■ **Description of the task**
Report every line from the material that contains the word "find".

■ **Entries**
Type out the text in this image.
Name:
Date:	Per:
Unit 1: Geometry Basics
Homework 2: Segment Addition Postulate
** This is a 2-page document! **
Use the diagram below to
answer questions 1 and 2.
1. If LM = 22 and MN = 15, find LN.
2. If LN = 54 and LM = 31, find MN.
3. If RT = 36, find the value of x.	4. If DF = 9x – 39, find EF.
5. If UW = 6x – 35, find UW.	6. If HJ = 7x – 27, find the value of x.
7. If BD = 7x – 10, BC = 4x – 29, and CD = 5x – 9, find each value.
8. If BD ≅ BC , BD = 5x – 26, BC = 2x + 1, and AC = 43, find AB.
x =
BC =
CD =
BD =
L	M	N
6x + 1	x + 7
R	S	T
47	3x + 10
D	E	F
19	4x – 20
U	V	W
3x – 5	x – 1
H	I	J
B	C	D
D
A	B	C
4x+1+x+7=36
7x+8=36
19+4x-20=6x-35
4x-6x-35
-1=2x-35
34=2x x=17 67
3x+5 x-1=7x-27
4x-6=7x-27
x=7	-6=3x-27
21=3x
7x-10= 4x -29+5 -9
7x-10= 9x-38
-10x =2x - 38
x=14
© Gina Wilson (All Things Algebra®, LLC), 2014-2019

■ **Task response**
1. If LM = 22 and MN = 15, find LN.
2. If LN = 54 and LM = 31, find MN.
3. If RT = 36, find the value of x.	4. If DF = 9x – 39, find EF.
5. If UW = 6x – 35, find UW.	6. If HJ = 7x – 27, find the value of x.
7. If BD = 7x – 10, BC = 4x – 29, and CD = 5x – 9, find each value.
8. If BD ≅ BC , BD = 5x – 26, BC = 2x + 1, and AC = 43, find AB.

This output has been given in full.